### Figure record listings
[START]
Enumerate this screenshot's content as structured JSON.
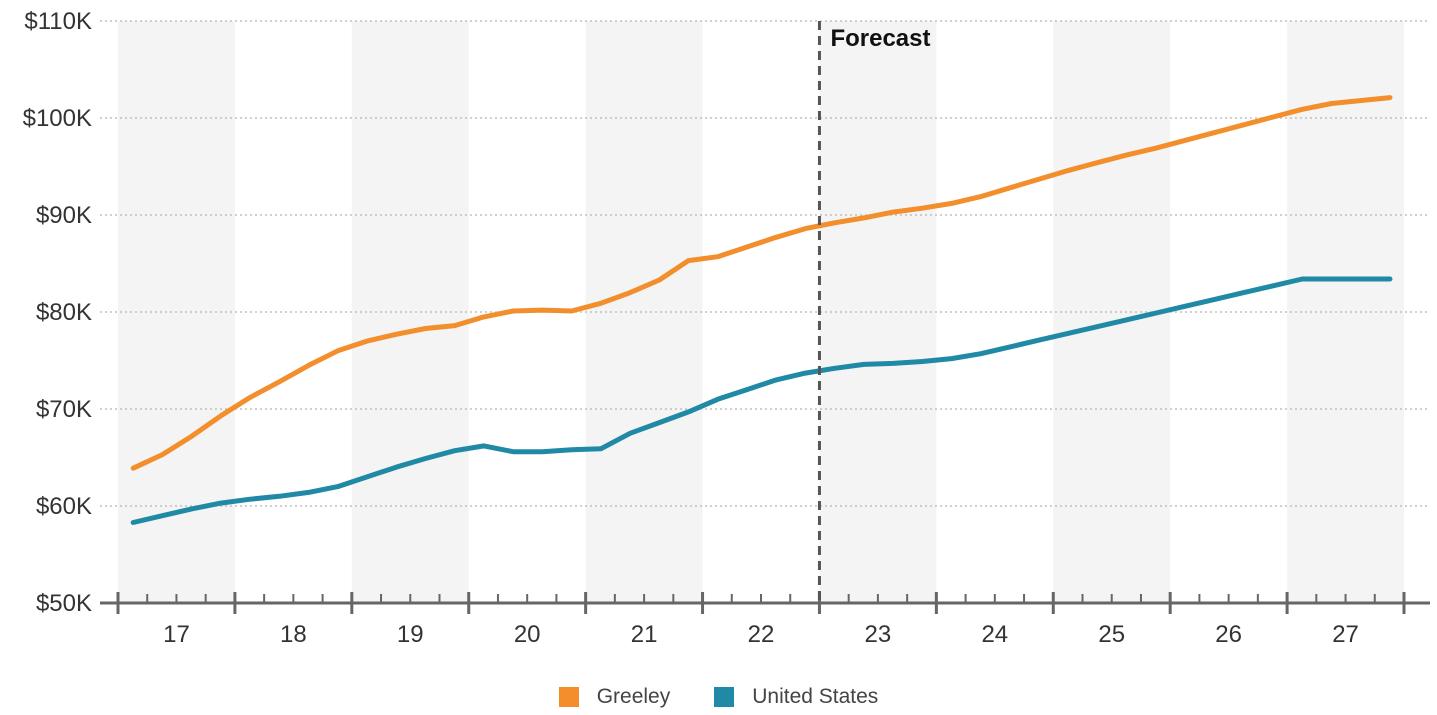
{
  "chart_data": {
    "type": "line",
    "x_ticks": [
      "17",
      "18",
      "19",
      "20",
      "21",
      "22",
      "23",
      "24",
      "25",
      "26",
      "27"
    ],
    "y_ticks": [
      "$50K",
      "$60K",
      "$70K",
      "$80K",
      "$90K",
      "$100K",
      "$110K"
    ],
    "ylim": [
      50000,
      110000
    ],
    "xlim": [
      2016.5,
      2027.5
    ],
    "grid": "horizontal dotted",
    "forecast_label": "Forecast",
    "forecast_start": 2022.5,
    "legend_position": "bottom-center",
    "series": [
      {
        "name": "Greeley",
        "color": "#f28e2b",
        "points": [
          [
            2016.63,
            63900
          ],
          [
            2016.88,
            65300
          ],
          [
            2017.13,
            67200
          ],
          [
            2017.38,
            69300
          ],
          [
            2017.63,
            71200
          ],
          [
            2017.88,
            72800
          ],
          [
            2018.13,
            74500
          ],
          [
            2018.38,
            76000
          ],
          [
            2018.63,
            77000
          ],
          [
            2018.88,
            77700
          ],
          [
            2019.13,
            78300
          ],
          [
            2019.38,
            78600
          ],
          [
            2019.63,
            79500
          ],
          [
            2019.88,
            80100
          ],
          [
            2020.13,
            80200
          ],
          [
            2020.38,
            80100
          ],
          [
            2020.63,
            80900
          ],
          [
            2020.88,
            82000
          ],
          [
            2021.13,
            83300
          ],
          [
            2021.38,
            85300
          ],
          [
            2021.63,
            85700
          ],
          [
            2021.88,
            86700
          ],
          [
            2022.13,
            87700
          ],
          [
            2022.38,
            88600
          ],
          [
            2022.63,
            89200
          ],
          [
            2022.88,
            89700
          ],
          [
            2023.13,
            90300
          ],
          [
            2023.38,
            90700
          ],
          [
            2023.63,
            91200
          ],
          [
            2023.88,
            91900
          ],
          [
            2024.13,
            92800
          ],
          [
            2024.38,
            93700
          ],
          [
            2024.63,
            94600
          ],
          [
            2024.88,
            95400
          ],
          [
            2025.13,
            96200
          ],
          [
            2025.38,
            96900
          ],
          [
            2025.63,
            97700
          ],
          [
            2025.88,
            98500
          ],
          [
            2026.13,
            99300
          ],
          [
            2026.38,
            100100
          ],
          [
            2026.63,
            100900
          ],
          [
            2026.88,
            101500
          ],
          [
            2027.38,
            102100
          ]
        ]
      },
      {
        "name": "United States",
        "color": "#1f89a6",
        "points": [
          [
            2016.63,
            58300
          ],
          [
            2016.88,
            59000
          ],
          [
            2017.13,
            59700
          ],
          [
            2017.38,
            60300
          ],
          [
            2017.63,
            60700
          ],
          [
            2017.88,
            61000
          ],
          [
            2018.13,
            61400
          ],
          [
            2018.38,
            62000
          ],
          [
            2018.63,
            63000
          ],
          [
            2018.88,
            64000
          ],
          [
            2019.13,
            64900
          ],
          [
            2019.38,
            65700
          ],
          [
            2019.63,
            66200
          ],
          [
            2019.88,
            65600
          ],
          [
            2020.13,
            65600
          ],
          [
            2020.38,
            65800
          ],
          [
            2020.63,
            65900
          ],
          [
            2020.88,
            67500
          ],
          [
            2021.13,
            68600
          ],
          [
            2021.38,
            69700
          ],
          [
            2021.63,
            71000
          ],
          [
            2021.88,
            72000
          ],
          [
            2022.13,
            73000
          ],
          [
            2022.38,
            73700
          ],
          [
            2022.63,
            74200
          ],
          [
            2022.88,
            74600
          ],
          [
            2023.13,
            74700
          ],
          [
            2023.38,
            74900
          ],
          [
            2023.63,
            75200
          ],
          [
            2023.88,
            75700
          ],
          [
            2024.13,
            76400
          ],
          [
            2024.38,
            77100
          ],
          [
            2024.63,
            77800
          ],
          [
            2024.88,
            78500
          ],
          [
            2025.13,
            79200
          ],
          [
            2025.38,
            79900
          ],
          [
            2025.63,
            80600
          ],
          [
            2025.88,
            81300
          ],
          [
            2026.13,
            82000
          ],
          [
            2026.38,
            82700
          ],
          [
            2026.63,
            83400
          ],
          [
            2027.38,
            83400
          ]
        ]
      }
    ]
  }
}
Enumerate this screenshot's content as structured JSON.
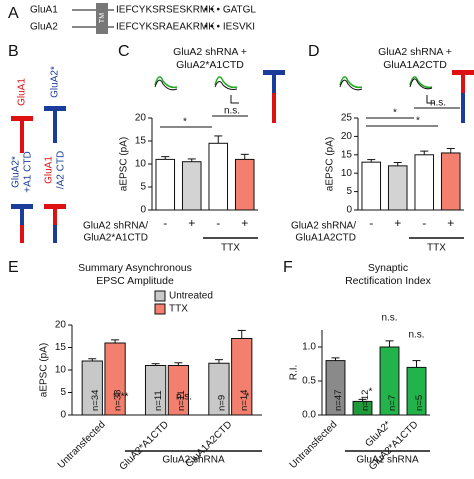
{
  "panel_a": {
    "letter": "A",
    "tm": "TM",
    "rows": [
      {
        "name": "GluA1",
        "sequence": "IEFCYKSRSESKRMK",
        "tail": "• • • GATGL"
      },
      {
        "name": "GluA2",
        "sequence": "IEFCYKSRAEAKRMK",
        "tail": "• • • IESVKI"
      }
    ]
  },
  "panel_b": {
    "letter": "B",
    "constructs": [
      [
        "GluA1"
      ],
      [
        "GluA2*"
      ],
      [
        "GluA2*",
        "+A1 CTD"
      ],
      [
        "GluA1",
        "/A2 CTD"
      ]
    ]
  },
  "chart_data": [
    {
      "type": "bar",
      "panel": "C",
      "title": [
        "GluA2 shRNA +",
        "GluA2*A1CTD"
      ],
      "ylabel": "aEPSC (pA)",
      "categories": [
        "-",
        "+",
        "-",
        "+"
      ],
      "values": [
        11,
        10.5,
        14.5,
        11
      ],
      "errors": [
        0.6,
        0.6,
        1.6,
        1.1
      ],
      "colors": [
        "#ffffff",
        "#d3d3d3",
        "#ffffff",
        "#f3806f"
      ],
      "ylim": [
        0,
        20
      ],
      "yticks": [
        0,
        5,
        10,
        15,
        20
      ],
      "row_label": [
        "GluA2 shRNA/",
        "GluA2*A1CTD"
      ],
      "bracket_label": "TTX",
      "annotations": [
        "*",
        "n.s."
      ]
    },
    {
      "type": "bar",
      "panel": "D",
      "title": [
        "GluA2 shRNA +",
        "GluA1A2CTD"
      ],
      "ylabel": "aEPSC (pA)",
      "categories": [
        "-",
        "+",
        "-",
        "+"
      ],
      "values": [
        13,
        12,
        15,
        15.5
      ],
      "errors": [
        0.7,
        0.9,
        1.0,
        1.2
      ],
      "colors": [
        "#ffffff",
        "#d3d3d3",
        "#ffffff",
        "#f3806f"
      ],
      "ylim": [
        0,
        25
      ],
      "yticks": [
        0,
        5,
        10,
        15,
        20,
        25
      ],
      "row_label": [
        "GluA2 shRNA/",
        "GluA1A2CTD"
      ],
      "bracket_label": "TTX",
      "annotations": [
        "*",
        "*",
        "n.s."
      ]
    },
    {
      "type": "bar",
      "panel": "E",
      "title": [
        "Summary Asynchronous",
        "EPSC Amplitude"
      ],
      "ylabel": "aEPSC (pA)",
      "categories": [
        "Untransfected",
        "GluA2*A1CTD",
        "GluA1A2CTD"
      ],
      "series": [
        {
          "name": "Untreated",
          "color": "#c8c8c8",
          "values": [
            12,
            11,
            11.5
          ],
          "errors": [
            0.5,
            0.4,
            0.8
          ],
          "n_labels": [
            "n=34",
            "n=11",
            "n=9"
          ]
        },
        {
          "name": "TTX",
          "color": "#f3806f",
          "values": [
            16,
            11,
            17
          ],
          "errors": [
            0.7,
            0.6,
            1.8
          ],
          "n_labels": [
            "n=38",
            "n=11",
            "n=14"
          ]
        }
      ],
      "ylim": [
        0,
        20
      ],
      "yticks": [
        0,
        5,
        10,
        15,
        20
      ],
      "group_label": "GluA2 shRNA",
      "annotations": [
        "****",
        "n.s.",
        "*"
      ]
    },
    {
      "type": "bar",
      "panel": "F",
      "title": [
        "Synaptic",
        "Rectification Index"
      ],
      "ylabel": "R.I.",
      "categories": [
        "Untransfected",
        null,
        "GluA2*",
        "GluA2*A1CTD"
      ],
      "values": [
        0.8,
        0.2,
        1.0,
        0.7
      ],
      "errors": [
        0.04,
        0.03,
        0.09,
        0.1
      ],
      "colors": [
        "#8a8a8a",
        "#1f9a3a",
        "#22b34a",
        "#22b34a"
      ],
      "n_labels": [
        "n=47",
        "n=12",
        "n=7",
        "n=5"
      ],
      "ylim": [
        0,
        1.25
      ],
      "yticks": [
        {
          "value": 0,
          "label": "0.0"
        },
        {
          "value": 0.5,
          "label": "0.5"
        },
        {
          "value": 1,
          "label": "1.0"
        }
      ],
      "group_label": "GluA2 shRNA",
      "annotations": [
        "*",
        "n.s.",
        "n.s."
      ]
    }
  ]
}
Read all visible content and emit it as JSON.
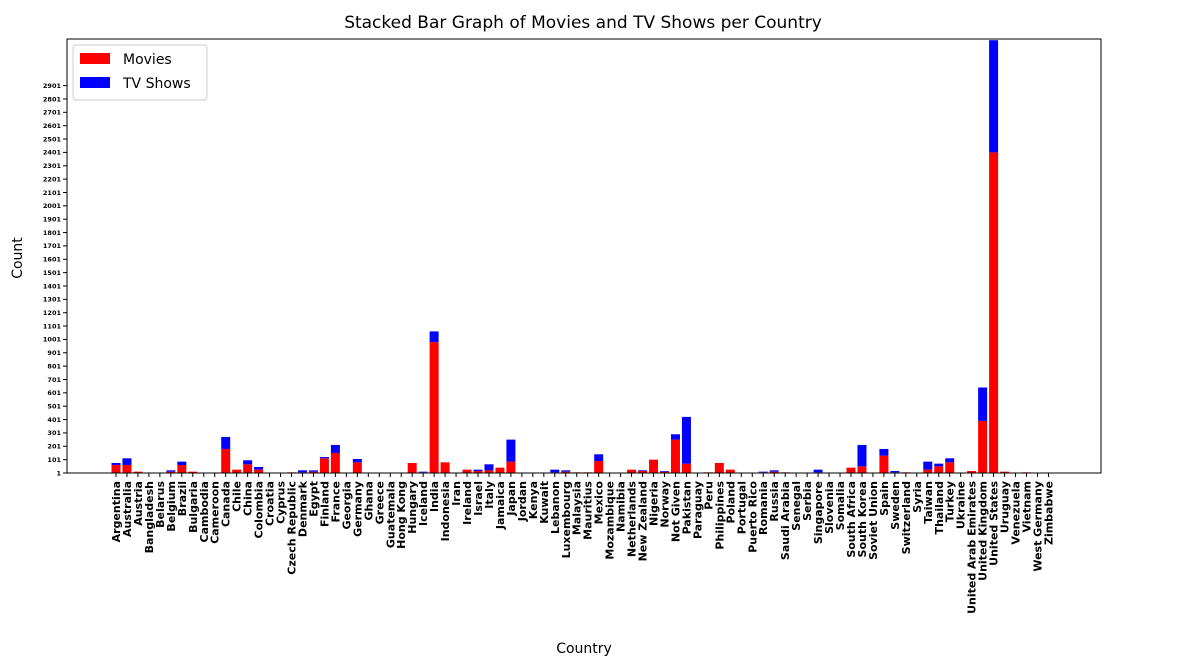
{
  "chart_data": {
    "type": "bar",
    "stacked": true,
    "title": "Stacked Bar Graph of Movies and TV Shows per Country",
    "xlabel": "Country",
    "ylabel": "Count",
    "yticks": [
      1,
      101,
      201,
      301,
      401,
      501,
      601,
      701,
      801,
      901,
      1001,
      1101,
      1201,
      1301,
      1401,
      1501,
      1601,
      1701,
      1801,
      1901,
      2001,
      2101,
      2201,
      2301,
      2401,
      2501,
      2601,
      2701,
      2801,
      2901
    ],
    "ylim": [
      1,
      3250
    ],
    "legend_position": "top-left",
    "categories": [
      "Argentina",
      "Australia",
      "Austria",
      "Bangladesh",
      "Belarus",
      "Belgium",
      "Brazil",
      "Bulgaria",
      "Cambodia",
      "Cameroon",
      "Canada",
      "Chile",
      "China",
      "Colombia",
      "Croatia",
      "Cyprus",
      "Czech Republic",
      "Denmark",
      "Egypt",
      "Finland",
      "France",
      "Georgia",
      "Germany",
      "Ghana",
      "Greece",
      "Guatemala",
      "Hong Kong",
      "Hungary",
      "Iceland",
      "India",
      "Indonesia",
      "Iran",
      "Ireland",
      "Israel",
      "Italy",
      "Jamaica",
      "Japan",
      "Jordan",
      "Kenya",
      "Kuwait",
      "Lebanon",
      "Luxembourg",
      "Malaysia",
      "Mauritius",
      "Mexico",
      "Mozambique",
      "Namibia",
      "Netherlands",
      "New Zealand",
      "Nigeria",
      "Norway",
      "Not Given",
      "Pakistan",
      "Paraguay",
      "Peru",
      "Philippines",
      "Poland",
      "Portugal",
      "Puerto Rico",
      "Romania",
      "Russia",
      "Saudi Arabia",
      "Senegal",
      "Serbia",
      "Singapore",
      "Slovenia",
      "Somalia",
      "South Africa",
      "South Korea",
      "Soviet Union",
      "Spain",
      "Sweden",
      "Switzerland",
      "Syria",
      "Taiwan",
      "Thailand",
      "Turkey",
      "Ukraine",
      "United Arab Emirates",
      "United Kingdom",
      "United States",
      "Uruguay",
      "Venezuela",
      "Vietnam",
      "West Germany",
      "Zimbabwe"
    ],
    "series": [
      {
        "name": "Movies",
        "color": "#ff0000",
        "values": [
          60,
          60,
          10,
          0,
          0,
          10,
          60,
          10,
          0,
          0,
          180,
          25,
          65,
          25,
          0,
          0,
          5,
          5,
          10,
          110,
          150,
          0,
          80,
          0,
          0,
          0,
          0,
          75,
          5,
          980,
          80,
          0,
          25,
          15,
          20,
          40,
          85,
          0,
          0,
          0,
          5,
          10,
          5,
          5,
          90,
          0,
          0,
          25,
          15,
          100,
          10,
          250,
          70,
          0,
          5,
          75,
          25,
          0,
          0,
          5,
          10,
          5,
          0,
          0,
          5,
          0,
          0,
          40,
          50,
          0,
          130,
          5,
          5,
          0,
          25,
          50,
          80,
          0,
          15,
          390,
          2400,
          10,
          0,
          5,
          0,
          0
        ]
      },
      {
        "name": "TV Shows",
        "color": "#0000ff",
        "values": [
          15,
          50,
          0,
          0,
          0,
          10,
          25,
          0,
          0,
          0,
          90,
          0,
          30,
          20,
          0,
          0,
          0,
          15,
          10,
          10,
          60,
          0,
          25,
          0,
          0,
          0,
          0,
          0,
          5,
          80,
          0,
          0,
          0,
          10,
          45,
          0,
          165,
          0,
          0,
          0,
          20,
          10,
          0,
          0,
          50,
          0,
          0,
          0,
          5,
          0,
          5,
          40,
          350,
          0,
          0,
          0,
          0,
          0,
          0,
          5,
          10,
          0,
          0,
          0,
          20,
          0,
          0,
          0,
          160,
          0,
          50,
          10,
          0,
          0,
          60,
          20,
          30,
          0,
          0,
          250,
          840,
          0,
          0,
          0,
          0,
          0
        ]
      }
    ]
  }
}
[END]
### Set problem
Report how many lines in the data contain the word "United", with no words besides the number.

### Answer to this problem
4